Written request: Work through the data and report how many lines include the string "JSON", giving the number alone.

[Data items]

=-=-=-=-=

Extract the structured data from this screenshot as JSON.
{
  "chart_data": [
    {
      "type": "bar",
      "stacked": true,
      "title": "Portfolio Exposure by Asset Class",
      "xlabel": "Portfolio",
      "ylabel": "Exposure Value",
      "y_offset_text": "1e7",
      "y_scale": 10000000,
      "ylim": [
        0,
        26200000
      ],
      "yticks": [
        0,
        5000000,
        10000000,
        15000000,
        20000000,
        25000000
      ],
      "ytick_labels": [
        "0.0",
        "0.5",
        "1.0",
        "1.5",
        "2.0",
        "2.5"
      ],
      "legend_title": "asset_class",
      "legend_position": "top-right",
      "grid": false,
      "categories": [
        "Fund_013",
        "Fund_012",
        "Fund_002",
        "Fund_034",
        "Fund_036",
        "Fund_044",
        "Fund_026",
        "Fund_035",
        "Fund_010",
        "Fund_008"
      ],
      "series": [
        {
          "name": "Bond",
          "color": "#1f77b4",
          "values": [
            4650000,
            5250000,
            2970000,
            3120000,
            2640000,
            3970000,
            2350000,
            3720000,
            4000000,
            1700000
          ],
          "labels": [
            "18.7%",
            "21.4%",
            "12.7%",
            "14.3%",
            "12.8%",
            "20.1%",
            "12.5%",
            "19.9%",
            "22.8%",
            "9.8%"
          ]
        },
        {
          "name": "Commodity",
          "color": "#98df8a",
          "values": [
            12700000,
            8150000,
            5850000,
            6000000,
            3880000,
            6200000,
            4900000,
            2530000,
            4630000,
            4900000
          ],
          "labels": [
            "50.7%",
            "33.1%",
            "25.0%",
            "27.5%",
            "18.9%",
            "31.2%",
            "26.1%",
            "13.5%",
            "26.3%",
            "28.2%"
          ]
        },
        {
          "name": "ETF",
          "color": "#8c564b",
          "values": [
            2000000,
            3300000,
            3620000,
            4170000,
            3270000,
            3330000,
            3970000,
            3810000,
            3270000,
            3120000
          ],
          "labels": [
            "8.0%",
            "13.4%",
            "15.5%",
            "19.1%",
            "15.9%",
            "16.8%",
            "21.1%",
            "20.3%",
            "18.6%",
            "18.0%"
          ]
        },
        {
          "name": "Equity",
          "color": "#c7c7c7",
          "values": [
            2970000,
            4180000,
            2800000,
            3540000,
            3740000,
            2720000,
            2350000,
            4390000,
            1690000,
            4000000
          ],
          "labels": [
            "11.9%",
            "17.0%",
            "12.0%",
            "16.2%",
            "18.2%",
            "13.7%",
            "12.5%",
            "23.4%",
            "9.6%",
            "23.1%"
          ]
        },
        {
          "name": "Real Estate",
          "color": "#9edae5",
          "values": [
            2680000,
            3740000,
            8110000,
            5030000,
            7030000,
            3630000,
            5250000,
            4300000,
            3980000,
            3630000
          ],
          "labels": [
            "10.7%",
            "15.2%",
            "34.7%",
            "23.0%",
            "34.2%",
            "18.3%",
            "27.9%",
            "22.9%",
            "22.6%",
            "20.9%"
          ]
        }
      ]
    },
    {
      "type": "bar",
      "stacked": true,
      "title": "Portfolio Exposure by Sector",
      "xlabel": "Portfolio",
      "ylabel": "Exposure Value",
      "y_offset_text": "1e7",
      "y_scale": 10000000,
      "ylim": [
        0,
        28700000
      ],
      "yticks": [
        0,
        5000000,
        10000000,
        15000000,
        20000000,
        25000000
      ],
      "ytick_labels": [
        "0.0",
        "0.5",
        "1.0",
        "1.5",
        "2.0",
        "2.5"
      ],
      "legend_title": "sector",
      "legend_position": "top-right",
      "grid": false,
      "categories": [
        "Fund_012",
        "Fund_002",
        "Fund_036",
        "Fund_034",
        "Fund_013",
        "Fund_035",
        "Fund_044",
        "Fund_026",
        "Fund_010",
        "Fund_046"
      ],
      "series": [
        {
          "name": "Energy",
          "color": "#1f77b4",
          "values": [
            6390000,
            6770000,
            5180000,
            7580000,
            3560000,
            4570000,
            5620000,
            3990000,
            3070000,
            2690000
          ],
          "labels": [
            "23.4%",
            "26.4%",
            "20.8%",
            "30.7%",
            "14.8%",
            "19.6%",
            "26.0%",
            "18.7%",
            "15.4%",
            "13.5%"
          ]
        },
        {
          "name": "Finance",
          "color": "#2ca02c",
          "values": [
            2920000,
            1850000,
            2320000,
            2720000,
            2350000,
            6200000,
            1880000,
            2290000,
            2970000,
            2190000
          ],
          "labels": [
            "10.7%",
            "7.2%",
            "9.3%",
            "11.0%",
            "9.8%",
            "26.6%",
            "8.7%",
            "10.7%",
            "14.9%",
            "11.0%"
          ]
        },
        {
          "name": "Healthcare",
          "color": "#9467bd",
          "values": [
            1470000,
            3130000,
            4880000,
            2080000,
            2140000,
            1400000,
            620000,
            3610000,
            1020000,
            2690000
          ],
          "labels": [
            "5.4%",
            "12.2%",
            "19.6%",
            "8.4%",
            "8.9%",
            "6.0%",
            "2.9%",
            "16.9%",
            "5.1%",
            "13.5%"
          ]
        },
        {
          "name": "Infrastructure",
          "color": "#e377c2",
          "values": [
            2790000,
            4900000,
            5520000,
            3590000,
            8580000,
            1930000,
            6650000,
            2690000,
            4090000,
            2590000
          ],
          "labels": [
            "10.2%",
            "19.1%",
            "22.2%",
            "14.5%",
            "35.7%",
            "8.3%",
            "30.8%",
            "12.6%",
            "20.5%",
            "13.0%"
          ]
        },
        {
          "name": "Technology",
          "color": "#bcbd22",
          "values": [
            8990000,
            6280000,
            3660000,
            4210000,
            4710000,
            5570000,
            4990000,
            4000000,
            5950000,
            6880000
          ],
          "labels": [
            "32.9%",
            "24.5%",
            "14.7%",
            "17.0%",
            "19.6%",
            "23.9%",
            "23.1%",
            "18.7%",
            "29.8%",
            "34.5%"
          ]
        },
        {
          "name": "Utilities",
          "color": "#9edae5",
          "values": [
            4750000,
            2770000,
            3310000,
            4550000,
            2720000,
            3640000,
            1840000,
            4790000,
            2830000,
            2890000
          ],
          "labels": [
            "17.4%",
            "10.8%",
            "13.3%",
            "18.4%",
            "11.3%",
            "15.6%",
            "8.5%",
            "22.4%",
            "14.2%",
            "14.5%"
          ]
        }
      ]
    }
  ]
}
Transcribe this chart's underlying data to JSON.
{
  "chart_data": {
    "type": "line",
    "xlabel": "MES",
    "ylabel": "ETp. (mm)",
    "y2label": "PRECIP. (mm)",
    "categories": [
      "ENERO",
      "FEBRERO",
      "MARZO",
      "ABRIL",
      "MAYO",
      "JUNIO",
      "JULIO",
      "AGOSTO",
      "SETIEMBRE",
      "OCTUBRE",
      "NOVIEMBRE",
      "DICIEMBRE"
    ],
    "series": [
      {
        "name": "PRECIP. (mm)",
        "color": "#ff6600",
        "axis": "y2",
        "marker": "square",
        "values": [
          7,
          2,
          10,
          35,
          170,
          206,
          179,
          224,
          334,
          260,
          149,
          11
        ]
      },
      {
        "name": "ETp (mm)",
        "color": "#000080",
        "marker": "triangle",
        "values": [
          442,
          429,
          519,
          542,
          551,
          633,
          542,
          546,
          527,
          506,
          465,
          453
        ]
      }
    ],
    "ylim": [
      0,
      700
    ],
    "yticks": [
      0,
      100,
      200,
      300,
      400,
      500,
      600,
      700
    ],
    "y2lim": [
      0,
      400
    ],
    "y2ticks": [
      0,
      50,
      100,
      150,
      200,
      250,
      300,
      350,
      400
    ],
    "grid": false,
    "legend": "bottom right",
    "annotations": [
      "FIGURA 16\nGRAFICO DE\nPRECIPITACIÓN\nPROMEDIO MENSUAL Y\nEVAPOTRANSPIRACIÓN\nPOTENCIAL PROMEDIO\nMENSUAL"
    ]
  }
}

=-=-=-=-=

The completed task: 2